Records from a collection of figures
[BEGIN]
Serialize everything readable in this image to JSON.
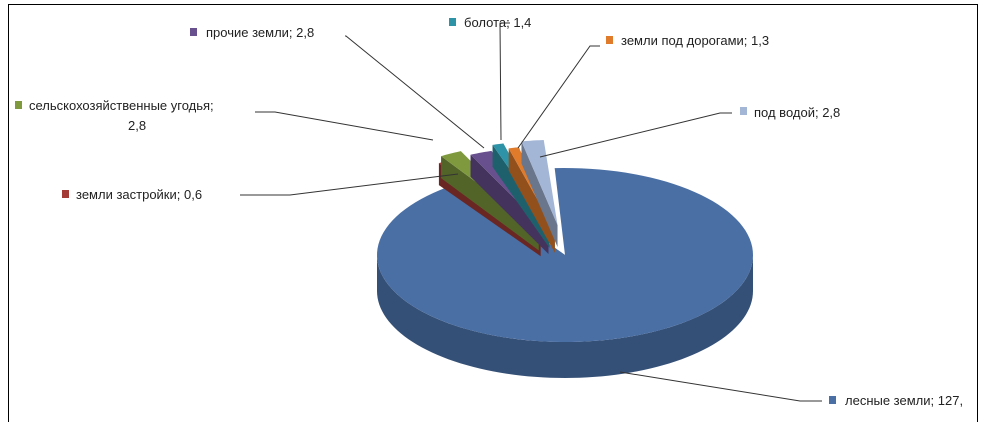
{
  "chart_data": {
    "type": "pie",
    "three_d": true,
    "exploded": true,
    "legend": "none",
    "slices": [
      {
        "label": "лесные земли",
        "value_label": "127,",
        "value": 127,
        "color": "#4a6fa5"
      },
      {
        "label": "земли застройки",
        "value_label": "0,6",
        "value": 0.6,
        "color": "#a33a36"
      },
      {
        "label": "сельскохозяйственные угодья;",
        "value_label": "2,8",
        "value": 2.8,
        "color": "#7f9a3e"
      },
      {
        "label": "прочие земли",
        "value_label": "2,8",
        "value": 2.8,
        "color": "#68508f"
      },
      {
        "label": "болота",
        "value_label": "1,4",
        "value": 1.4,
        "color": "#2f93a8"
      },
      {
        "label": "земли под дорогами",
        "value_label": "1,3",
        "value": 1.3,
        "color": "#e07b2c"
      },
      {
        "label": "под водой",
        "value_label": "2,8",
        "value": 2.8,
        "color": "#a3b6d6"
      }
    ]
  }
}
[END]
[BEGIN]
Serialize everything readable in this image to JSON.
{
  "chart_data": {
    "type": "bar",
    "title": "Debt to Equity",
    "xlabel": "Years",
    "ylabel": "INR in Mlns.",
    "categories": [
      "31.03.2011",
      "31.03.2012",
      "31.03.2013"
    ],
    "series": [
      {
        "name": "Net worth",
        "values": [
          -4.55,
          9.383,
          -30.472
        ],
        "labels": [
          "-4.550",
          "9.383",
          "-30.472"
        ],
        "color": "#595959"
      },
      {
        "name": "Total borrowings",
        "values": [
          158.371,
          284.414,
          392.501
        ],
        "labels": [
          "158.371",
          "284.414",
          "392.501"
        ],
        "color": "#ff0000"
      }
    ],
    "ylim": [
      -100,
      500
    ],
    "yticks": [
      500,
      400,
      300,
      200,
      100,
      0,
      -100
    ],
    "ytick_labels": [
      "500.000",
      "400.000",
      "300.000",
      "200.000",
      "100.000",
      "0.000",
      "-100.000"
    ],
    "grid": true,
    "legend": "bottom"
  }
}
[END]
[BEGIN]
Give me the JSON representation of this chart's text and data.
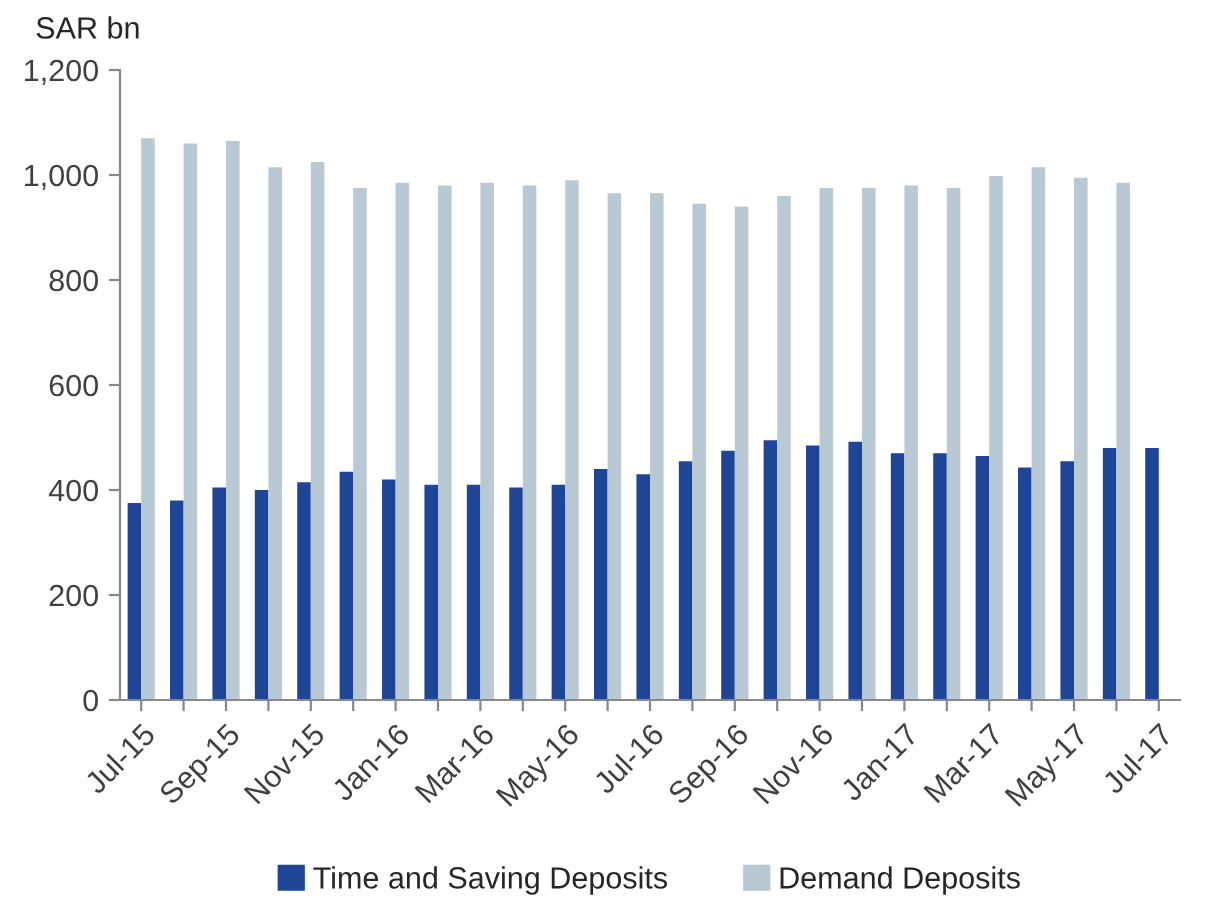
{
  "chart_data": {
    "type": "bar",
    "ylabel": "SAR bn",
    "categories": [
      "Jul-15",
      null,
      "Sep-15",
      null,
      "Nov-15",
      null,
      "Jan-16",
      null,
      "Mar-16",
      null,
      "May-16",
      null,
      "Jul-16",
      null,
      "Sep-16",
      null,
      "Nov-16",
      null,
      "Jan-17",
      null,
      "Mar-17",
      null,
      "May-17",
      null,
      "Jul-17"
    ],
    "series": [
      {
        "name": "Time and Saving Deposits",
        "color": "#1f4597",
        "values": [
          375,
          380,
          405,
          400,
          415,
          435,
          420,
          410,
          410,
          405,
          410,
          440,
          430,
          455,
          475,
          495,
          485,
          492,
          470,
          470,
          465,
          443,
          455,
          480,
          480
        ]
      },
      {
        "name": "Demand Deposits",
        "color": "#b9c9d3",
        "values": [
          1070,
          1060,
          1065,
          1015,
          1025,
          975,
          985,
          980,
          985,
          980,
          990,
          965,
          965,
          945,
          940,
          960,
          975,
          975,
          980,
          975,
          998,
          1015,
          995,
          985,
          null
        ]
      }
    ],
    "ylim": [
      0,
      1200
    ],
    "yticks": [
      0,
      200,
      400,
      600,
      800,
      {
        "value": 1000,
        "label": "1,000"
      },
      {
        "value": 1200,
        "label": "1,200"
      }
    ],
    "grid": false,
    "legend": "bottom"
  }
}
[END]
Given request =
Tell how many lines of the records above hold the string "color". Give no other text.

Complete response =
11